Task description
Could you print each of the rows below again, character for character, with nothing added, dropped, or changed?
· · · ·
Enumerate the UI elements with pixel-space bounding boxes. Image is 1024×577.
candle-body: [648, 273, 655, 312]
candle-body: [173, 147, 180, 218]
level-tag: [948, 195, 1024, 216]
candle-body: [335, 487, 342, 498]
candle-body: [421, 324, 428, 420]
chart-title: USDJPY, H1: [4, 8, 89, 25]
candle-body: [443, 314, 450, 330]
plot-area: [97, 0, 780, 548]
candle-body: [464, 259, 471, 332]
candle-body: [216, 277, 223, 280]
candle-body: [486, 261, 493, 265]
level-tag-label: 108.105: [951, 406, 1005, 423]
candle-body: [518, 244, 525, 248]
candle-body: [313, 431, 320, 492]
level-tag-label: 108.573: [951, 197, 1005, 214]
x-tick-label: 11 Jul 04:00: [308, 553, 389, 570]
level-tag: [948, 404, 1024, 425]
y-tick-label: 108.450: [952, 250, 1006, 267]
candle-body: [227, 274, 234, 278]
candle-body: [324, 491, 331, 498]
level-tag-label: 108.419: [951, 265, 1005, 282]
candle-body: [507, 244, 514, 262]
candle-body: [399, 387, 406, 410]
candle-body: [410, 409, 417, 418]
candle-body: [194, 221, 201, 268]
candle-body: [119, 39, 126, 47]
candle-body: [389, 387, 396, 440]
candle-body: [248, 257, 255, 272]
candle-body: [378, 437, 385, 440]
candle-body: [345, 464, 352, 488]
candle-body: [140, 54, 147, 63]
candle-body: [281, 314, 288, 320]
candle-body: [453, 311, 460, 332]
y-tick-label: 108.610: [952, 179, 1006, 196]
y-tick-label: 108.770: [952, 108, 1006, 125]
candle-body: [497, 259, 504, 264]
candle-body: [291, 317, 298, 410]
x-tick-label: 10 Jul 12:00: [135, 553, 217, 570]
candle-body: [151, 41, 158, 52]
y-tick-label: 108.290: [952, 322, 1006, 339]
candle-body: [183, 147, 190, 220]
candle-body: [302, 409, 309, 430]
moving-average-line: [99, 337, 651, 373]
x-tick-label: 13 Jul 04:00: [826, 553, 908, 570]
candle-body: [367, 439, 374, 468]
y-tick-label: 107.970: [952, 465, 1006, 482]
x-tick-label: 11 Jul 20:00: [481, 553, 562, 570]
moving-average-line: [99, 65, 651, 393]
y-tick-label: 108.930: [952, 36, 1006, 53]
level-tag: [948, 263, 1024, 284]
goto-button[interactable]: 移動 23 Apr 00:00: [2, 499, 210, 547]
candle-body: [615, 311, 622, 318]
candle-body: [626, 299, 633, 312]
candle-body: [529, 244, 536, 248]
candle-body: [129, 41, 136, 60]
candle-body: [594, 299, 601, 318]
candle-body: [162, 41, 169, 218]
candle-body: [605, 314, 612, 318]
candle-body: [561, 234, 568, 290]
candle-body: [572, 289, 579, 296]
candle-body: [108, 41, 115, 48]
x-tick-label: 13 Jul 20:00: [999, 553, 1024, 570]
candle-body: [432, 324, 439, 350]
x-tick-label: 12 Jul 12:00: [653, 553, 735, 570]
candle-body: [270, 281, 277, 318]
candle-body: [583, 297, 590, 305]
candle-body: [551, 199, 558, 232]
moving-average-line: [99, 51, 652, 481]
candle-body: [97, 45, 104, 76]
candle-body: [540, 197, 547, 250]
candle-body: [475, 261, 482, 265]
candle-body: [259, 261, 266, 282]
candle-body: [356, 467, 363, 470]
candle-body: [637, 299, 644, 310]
· · · ·
Response for this exercise
Enumerate the UI elements with pixel-space bounding boxes. Image is 1024×577.
candle-body: [648, 273, 655, 312]
candle-body: [173, 147, 180, 218]
level-tag: [948, 195, 1024, 216]
candle-body: [335, 487, 342, 498]
candle-body: [421, 324, 428, 420]
chart-title: USDJPY, H1: [4, 8, 89, 25]
candle-body: [443, 314, 450, 330]
plot-area: [97, 0, 780, 548]
candle-body: [464, 259, 471, 332]
candle-body: [216, 277, 223, 280]
candle-body: [486, 261, 493, 265]
level-tag-label: 108.105: [951, 406, 1005, 423]
candle-body: [518, 244, 525, 248]
candle-body: [313, 431, 320, 492]
level-tag-label: 108.573: [951, 197, 1005, 214]
x-tick-label: 11 Jul 04:00: [308, 553, 389, 570]
level-tag: [948, 404, 1024, 425]
y-tick-label: 108.450: [952, 250, 1006, 267]
candle-body: [227, 274, 234, 278]
candle-body: [324, 491, 331, 498]
level-tag-label: 108.419: [951, 265, 1005, 282]
candle-body: [507, 244, 514, 262]
candle-body: [399, 387, 406, 410]
candle-body: [410, 409, 417, 418]
candle-body: [194, 221, 201, 268]
candle-body: [119, 39, 126, 47]
candle-body: [389, 387, 396, 440]
candle-body: [248, 257, 255, 272]
candle-body: [378, 437, 385, 440]
candle-body: [345, 464, 352, 488]
candle-body: [140, 54, 147, 63]
candle-body: [281, 314, 288, 320]
candle-body: [453, 311, 460, 332]
y-tick-label: 108.610: [952, 179, 1006, 196]
y-tick-label: 108.770: [952, 108, 1006, 125]
candle-body: [497, 259, 504, 264]
candle-body: [291, 317, 298, 410]
x-tick-label: 10 Jul 12:00: [135, 553, 217, 570]
candle-body: [151, 41, 158, 52]
y-tick-label: 108.290: [952, 322, 1006, 339]
candle-body: [183, 147, 190, 220]
candle-body: [302, 409, 309, 430]
moving-average-line: [99, 337, 651, 373]
x-tick-label: 13 Jul 04:00: [826, 553, 908, 570]
candle-body: [367, 439, 374, 468]
y-tick-label: 107.970: [952, 465, 1006, 482]
x-tick-label: 11 Jul 20:00: [481, 553, 562, 570]
moving-average-line: [99, 65, 651, 393]
y-tick-label: 108.930: [952, 36, 1006, 53]
level-tag: [948, 263, 1024, 284]
goto-button[interactable]: 移動 23 Apr 00:00: [2, 499, 210, 547]
candle-body: [615, 311, 622, 318]
candle-body: [626, 299, 633, 312]
candle-body: [529, 244, 536, 248]
candle-body: [129, 41, 136, 60]
candle-body: [594, 299, 601, 318]
candle-body: [162, 41, 169, 218]
candle-body: [605, 314, 612, 318]
candle-body: [561, 234, 568, 290]
candle-body: [572, 289, 579, 296]
candle-body: [108, 41, 115, 48]
x-tick-label: 13 Jul 20:00: [999, 553, 1024, 570]
candle-body: [432, 324, 439, 350]
x-tick-label: 12 Jul 12:00: [653, 553, 735, 570]
candle-body: [270, 281, 277, 318]
candle-body: [583, 297, 590, 305]
candle-body: [551, 199, 558, 232]
moving-average-line: [99, 51, 652, 481]
candle-body: [97, 45, 104, 76]
candle-body: [540, 197, 547, 250]
candle-body: [475, 261, 482, 265]
candle-body: [259, 261, 266, 282]
candle-body: [356, 467, 363, 470]
candle-body: [637, 299, 644, 310]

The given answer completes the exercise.